■ Aim of the exercise ■
Starting at the line that holds "What does this", copy every line exactly through the end of the data, and no others.
***** Stored rows *****
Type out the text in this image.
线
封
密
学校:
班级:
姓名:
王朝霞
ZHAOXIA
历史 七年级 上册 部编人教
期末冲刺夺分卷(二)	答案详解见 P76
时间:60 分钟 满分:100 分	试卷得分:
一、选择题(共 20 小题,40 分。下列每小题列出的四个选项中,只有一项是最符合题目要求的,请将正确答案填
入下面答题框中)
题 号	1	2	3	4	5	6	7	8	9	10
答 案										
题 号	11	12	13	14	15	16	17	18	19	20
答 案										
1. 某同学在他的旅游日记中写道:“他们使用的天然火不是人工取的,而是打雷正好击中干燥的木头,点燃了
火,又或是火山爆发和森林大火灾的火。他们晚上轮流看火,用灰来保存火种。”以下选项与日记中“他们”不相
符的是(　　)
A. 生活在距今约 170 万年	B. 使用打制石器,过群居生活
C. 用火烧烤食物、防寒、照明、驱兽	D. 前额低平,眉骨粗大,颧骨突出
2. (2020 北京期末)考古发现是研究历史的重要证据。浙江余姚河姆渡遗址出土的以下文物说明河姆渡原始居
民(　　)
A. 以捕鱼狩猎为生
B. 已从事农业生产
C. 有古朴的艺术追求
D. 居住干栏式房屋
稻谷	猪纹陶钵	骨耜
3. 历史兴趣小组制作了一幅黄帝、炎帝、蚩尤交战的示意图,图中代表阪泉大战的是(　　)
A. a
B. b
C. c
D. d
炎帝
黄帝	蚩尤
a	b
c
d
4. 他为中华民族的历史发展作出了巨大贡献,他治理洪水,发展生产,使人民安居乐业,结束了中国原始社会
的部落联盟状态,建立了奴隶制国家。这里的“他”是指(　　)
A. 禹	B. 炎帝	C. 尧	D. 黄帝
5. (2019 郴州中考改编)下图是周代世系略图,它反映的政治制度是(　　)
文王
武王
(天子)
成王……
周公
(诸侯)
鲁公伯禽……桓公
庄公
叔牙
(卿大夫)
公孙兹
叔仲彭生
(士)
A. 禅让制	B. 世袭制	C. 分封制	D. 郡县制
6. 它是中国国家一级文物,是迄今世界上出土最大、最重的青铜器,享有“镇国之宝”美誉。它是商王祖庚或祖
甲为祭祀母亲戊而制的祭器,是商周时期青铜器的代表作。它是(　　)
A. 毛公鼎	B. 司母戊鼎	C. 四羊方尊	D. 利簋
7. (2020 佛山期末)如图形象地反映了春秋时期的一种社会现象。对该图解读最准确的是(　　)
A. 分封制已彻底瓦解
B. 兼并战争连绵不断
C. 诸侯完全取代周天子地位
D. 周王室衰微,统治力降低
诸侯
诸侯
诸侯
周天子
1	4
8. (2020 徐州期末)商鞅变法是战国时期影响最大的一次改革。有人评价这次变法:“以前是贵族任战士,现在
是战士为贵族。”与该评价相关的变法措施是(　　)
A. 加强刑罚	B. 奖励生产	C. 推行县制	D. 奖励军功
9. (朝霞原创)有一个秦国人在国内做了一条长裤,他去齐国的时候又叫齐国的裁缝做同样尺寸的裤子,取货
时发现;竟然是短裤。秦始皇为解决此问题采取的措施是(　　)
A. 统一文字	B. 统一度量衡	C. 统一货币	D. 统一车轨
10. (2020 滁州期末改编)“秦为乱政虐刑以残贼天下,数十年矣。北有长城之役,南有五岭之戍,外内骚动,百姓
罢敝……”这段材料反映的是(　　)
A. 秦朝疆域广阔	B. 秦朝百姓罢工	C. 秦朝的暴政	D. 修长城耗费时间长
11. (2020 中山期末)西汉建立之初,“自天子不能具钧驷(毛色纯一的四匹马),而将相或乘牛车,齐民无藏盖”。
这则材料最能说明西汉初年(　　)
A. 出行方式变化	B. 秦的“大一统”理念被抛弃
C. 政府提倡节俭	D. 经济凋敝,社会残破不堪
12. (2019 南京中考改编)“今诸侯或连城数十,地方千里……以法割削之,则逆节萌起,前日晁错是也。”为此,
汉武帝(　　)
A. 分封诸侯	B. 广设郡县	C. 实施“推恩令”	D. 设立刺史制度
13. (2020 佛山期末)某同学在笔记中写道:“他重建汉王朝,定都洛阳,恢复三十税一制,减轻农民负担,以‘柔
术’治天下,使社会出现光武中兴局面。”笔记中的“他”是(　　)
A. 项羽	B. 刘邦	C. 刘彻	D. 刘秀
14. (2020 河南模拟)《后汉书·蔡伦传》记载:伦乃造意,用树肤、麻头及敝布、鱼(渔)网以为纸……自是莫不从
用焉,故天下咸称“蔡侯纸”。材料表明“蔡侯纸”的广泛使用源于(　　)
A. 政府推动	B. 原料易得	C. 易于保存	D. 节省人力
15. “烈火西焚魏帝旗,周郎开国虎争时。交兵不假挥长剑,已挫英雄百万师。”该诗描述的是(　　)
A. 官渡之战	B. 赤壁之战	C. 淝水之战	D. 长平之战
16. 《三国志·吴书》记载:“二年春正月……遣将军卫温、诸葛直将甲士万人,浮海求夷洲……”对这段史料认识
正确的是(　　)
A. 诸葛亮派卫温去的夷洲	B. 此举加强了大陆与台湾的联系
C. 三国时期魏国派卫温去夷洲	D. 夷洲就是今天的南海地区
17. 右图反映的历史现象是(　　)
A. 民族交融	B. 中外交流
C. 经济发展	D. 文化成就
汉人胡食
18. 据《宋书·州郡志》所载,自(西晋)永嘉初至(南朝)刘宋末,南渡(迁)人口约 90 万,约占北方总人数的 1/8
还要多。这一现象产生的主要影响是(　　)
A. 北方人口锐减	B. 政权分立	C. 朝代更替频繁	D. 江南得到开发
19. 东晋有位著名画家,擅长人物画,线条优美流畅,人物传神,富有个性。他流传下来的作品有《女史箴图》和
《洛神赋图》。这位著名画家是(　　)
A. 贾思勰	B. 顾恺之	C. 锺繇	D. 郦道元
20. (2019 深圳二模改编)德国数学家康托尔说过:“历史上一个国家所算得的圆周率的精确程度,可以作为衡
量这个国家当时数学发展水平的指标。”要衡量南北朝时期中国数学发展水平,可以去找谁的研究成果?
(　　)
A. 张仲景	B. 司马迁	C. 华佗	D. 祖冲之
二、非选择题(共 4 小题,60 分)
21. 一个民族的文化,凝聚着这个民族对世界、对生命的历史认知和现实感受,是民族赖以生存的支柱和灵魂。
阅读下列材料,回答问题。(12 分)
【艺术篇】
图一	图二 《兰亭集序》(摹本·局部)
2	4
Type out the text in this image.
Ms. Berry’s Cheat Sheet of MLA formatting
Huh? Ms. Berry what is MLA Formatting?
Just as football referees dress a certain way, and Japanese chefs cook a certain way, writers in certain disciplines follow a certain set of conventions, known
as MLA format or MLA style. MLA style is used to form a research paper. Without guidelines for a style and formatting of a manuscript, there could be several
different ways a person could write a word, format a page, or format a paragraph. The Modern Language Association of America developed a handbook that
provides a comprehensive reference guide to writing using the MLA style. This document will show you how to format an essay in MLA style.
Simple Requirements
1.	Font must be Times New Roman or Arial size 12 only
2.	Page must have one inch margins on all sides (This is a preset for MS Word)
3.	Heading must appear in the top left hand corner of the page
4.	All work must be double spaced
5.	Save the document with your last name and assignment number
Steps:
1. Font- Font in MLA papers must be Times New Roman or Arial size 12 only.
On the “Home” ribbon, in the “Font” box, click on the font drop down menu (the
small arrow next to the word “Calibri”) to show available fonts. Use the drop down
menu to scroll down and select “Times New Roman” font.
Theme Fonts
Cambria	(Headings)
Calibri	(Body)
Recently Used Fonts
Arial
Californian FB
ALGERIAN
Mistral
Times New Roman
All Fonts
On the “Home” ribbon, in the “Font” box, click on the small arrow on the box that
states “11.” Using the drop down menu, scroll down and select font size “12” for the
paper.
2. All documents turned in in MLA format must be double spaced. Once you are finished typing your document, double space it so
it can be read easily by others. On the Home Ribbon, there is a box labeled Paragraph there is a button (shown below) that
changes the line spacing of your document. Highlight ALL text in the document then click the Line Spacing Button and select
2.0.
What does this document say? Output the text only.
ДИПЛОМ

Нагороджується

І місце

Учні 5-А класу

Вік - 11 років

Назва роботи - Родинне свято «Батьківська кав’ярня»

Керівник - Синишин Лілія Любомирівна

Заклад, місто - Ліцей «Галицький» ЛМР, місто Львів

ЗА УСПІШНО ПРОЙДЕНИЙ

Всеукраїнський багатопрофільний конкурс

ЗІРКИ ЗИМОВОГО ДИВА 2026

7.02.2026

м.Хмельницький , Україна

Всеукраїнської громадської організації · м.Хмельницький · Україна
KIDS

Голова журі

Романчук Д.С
*****
■ Answer ■
What does this document say? Output the text only.
ДИПЛОМ

Нагороджується

І місце

Учні 5-А класу

Вік - 11 років

Назва роботи - Родинне свято «Батьківська кав’ярня»

Керівник - Синишин Лілія Любомирівна

Заклад, місто - Ліцей «Галицький» ЛМР, місто Львів

ЗА УСПІШНО ПРОЙДЕНИЙ

Всеукраїнський багатопрофільний конкурс

ЗІРКИ ЗИМОВОГО ДИВА 2026

7.02.2026

м.Хмельницький , Україна

Всеукраїнської громадської організації · м.Хмельницький · Україна
KIDS

Голова журі

Романчук Д.С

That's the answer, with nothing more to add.